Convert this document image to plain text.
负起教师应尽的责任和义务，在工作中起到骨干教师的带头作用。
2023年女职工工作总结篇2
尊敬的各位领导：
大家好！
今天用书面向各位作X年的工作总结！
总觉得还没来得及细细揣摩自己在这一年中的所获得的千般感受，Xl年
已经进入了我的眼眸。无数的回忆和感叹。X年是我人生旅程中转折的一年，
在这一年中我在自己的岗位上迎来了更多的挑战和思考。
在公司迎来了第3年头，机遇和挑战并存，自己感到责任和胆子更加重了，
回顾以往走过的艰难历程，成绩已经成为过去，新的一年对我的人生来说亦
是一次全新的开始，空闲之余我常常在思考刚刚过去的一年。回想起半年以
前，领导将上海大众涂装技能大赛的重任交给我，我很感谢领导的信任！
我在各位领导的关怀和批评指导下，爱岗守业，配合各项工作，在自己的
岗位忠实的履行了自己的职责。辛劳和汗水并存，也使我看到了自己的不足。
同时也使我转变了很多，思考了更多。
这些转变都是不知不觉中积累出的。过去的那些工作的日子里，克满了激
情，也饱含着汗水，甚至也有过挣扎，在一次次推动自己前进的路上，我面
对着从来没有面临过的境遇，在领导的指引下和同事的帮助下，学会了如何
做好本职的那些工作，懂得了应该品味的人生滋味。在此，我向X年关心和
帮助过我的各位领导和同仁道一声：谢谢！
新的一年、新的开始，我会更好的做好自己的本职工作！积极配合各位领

### [Aim]
Output the entries exactly.

### [Answer for this exercise]
Convert this document image to plain text.
负起教师应尽的责任和义务，在工作中起到骨干教师的带头作用。
2023年女职工工作总结篇2
尊敬的各位领导：
大家好！
今天用书面向各位作X年的工作总结！
总觉得还没来得及细细揣摩自己在这一年中的所获得的千般感受，Xl年
已经进入了我的眼眸。无数的回忆和感叹。X年是我人生旅程中转折的一年，
在这一年中我在自己的岗位上迎来了更多的挑战和思考。
在公司迎来了第3年头，机遇和挑战并存，自己感到责任和胆子更加重了，
回顾以往走过的艰难历程，成绩已经成为过去，新的一年对我的人生来说亦
是一次全新的开始，空闲之余我常常在思考刚刚过去的一年。回想起半年以
前，领导将上海大众涂装技能大赛的重任交给我，我很感谢领导的信任！
我在各位领导的关怀和批评指导下，爱岗守业，配合各项工作，在自己的
岗位忠实的履行了自己的职责。辛劳和汗水并存，也使我看到了自己的不足。
同时也使我转变了很多，思考了更多。
这些转变都是不知不觉中积累出的。过去的那些工作的日子里，克满了激
情，也饱含着汗水，甚至也有过挣扎，在一次次推动自己前进的路上，我面
对着从来没有面临过的境遇，在领导的指引下和同事的帮助下，学会了如何
做好本职的那些工作，懂得了应该品味的人生滋味。在此，我向X年关心和
帮助过我的各位领导和同仁道一声：谢谢！
新的一年、新的开始，我会更好的做好自己的本职工作！积极配合各位领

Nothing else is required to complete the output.